_Input records:_
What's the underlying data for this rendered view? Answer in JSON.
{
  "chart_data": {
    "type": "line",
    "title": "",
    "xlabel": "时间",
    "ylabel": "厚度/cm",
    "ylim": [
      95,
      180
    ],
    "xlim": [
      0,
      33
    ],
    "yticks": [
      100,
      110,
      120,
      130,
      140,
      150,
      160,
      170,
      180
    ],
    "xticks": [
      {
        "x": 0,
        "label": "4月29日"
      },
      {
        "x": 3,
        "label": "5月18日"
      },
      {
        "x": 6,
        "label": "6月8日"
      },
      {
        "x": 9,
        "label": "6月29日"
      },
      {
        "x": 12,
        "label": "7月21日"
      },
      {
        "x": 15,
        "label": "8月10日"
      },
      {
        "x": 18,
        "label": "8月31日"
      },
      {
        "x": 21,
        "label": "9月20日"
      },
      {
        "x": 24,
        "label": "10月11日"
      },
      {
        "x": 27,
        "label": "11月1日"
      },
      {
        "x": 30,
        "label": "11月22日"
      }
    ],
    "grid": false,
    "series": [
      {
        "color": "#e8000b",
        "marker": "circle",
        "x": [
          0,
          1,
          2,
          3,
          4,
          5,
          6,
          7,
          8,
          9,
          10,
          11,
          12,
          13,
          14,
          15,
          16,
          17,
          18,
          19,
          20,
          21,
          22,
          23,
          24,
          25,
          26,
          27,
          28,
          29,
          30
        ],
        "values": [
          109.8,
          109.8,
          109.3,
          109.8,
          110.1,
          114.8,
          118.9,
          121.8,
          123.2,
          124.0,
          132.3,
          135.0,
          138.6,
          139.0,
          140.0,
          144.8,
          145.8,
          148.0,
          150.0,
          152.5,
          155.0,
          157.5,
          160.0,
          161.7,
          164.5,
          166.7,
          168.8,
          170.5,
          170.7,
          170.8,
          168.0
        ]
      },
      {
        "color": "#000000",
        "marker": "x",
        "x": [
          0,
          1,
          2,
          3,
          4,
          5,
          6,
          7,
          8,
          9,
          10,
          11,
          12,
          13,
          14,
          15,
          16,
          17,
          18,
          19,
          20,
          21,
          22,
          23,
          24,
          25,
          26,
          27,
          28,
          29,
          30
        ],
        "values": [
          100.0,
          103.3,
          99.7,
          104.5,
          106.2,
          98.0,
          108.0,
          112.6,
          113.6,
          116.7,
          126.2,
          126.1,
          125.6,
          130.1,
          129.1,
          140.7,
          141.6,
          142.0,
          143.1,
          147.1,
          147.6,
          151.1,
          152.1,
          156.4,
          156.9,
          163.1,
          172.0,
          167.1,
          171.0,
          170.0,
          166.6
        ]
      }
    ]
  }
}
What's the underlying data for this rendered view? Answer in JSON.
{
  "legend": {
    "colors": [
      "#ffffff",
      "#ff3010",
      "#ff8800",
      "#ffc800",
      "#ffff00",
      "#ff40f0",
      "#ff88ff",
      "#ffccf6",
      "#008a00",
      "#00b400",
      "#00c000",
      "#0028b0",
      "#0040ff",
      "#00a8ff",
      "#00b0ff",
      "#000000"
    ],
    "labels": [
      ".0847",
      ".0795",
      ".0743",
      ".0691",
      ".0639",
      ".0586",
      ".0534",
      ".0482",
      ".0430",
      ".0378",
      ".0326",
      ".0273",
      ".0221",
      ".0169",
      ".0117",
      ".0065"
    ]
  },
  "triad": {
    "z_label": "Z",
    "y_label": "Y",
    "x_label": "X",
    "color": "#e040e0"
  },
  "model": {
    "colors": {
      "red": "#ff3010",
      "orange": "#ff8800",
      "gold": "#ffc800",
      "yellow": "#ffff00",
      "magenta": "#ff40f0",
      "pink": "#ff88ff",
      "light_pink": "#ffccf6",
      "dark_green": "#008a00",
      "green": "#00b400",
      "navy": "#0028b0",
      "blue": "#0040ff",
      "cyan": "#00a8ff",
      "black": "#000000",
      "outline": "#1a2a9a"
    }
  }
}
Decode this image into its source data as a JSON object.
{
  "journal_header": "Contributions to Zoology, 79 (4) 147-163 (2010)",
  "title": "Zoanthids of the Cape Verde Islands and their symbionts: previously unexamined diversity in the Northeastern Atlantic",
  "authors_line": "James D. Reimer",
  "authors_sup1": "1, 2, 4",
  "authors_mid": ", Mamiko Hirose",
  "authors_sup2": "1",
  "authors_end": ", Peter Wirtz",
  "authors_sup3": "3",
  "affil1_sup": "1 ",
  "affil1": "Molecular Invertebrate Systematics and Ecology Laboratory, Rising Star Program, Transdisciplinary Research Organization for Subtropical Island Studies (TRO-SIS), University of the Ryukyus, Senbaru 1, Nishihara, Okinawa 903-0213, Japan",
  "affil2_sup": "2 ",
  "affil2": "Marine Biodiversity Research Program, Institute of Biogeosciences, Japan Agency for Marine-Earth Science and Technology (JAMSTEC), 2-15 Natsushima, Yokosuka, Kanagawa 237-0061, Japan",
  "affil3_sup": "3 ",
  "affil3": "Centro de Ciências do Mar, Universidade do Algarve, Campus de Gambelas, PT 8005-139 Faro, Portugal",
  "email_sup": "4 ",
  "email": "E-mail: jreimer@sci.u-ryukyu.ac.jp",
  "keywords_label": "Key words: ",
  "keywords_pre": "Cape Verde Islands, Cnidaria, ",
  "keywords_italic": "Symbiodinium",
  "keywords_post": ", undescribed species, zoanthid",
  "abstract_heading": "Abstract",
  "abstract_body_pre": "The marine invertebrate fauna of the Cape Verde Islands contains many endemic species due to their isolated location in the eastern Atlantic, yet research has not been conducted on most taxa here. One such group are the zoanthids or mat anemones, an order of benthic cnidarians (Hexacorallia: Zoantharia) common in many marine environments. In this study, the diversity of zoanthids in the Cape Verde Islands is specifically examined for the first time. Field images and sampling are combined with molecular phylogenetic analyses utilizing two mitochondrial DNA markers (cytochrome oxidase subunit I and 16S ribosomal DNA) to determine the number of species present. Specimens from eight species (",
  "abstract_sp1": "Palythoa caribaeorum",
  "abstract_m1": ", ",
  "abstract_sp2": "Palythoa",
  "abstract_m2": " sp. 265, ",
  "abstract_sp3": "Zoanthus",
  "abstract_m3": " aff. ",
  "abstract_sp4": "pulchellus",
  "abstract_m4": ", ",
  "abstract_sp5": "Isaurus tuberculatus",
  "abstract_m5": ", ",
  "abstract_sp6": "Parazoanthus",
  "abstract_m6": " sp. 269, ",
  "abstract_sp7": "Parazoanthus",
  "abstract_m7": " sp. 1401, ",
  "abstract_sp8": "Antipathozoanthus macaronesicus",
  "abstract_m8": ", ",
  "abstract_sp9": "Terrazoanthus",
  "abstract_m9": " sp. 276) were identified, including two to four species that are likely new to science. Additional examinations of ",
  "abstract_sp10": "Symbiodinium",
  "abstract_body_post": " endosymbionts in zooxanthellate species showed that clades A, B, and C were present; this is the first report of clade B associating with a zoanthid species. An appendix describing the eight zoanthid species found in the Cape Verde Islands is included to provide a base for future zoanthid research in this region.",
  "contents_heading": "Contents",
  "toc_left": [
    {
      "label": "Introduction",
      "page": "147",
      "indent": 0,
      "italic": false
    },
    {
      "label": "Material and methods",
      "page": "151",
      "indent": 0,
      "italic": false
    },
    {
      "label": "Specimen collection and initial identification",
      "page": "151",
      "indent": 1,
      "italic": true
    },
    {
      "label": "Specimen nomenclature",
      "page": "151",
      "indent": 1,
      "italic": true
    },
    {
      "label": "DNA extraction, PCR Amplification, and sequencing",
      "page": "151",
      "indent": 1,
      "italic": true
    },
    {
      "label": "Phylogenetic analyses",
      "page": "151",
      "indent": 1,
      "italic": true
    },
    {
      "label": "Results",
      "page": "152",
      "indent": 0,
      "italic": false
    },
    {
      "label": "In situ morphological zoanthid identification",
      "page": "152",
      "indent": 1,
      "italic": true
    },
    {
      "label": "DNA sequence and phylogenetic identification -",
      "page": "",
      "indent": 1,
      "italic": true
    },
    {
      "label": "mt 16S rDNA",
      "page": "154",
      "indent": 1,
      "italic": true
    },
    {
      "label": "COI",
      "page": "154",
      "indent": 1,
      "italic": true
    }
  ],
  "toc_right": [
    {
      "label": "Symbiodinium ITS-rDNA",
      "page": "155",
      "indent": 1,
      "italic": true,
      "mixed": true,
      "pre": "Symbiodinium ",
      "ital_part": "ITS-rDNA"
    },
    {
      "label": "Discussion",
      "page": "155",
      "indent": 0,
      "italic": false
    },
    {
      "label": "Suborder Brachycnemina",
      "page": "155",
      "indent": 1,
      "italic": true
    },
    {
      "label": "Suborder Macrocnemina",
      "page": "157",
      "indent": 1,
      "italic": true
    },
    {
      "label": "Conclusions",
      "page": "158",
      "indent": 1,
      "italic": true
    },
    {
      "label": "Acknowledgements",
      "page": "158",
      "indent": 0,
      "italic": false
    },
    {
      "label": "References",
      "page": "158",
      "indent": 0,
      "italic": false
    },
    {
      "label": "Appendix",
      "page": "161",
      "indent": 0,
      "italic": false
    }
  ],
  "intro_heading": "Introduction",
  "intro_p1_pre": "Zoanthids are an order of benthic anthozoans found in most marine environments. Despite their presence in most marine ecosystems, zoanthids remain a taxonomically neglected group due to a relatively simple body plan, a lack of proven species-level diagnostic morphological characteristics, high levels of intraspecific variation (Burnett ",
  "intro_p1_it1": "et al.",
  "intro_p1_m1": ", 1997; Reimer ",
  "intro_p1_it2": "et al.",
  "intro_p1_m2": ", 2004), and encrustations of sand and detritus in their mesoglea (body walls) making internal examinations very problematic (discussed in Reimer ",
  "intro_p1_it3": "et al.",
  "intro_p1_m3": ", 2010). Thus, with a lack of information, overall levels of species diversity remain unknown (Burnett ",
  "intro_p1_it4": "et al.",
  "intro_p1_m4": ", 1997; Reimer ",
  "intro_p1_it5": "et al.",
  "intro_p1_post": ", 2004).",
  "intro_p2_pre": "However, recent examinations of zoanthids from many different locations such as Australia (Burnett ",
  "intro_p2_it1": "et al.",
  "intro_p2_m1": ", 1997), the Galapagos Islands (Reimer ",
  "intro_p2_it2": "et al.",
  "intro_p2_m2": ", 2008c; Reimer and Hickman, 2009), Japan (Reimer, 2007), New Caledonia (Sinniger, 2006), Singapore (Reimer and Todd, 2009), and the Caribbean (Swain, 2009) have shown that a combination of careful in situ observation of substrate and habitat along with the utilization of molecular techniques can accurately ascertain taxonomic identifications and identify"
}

_Short task:_
Give the number of lines in the material above that have the word "Suborder" in them, and nothing more.

_Reply to the task:_
2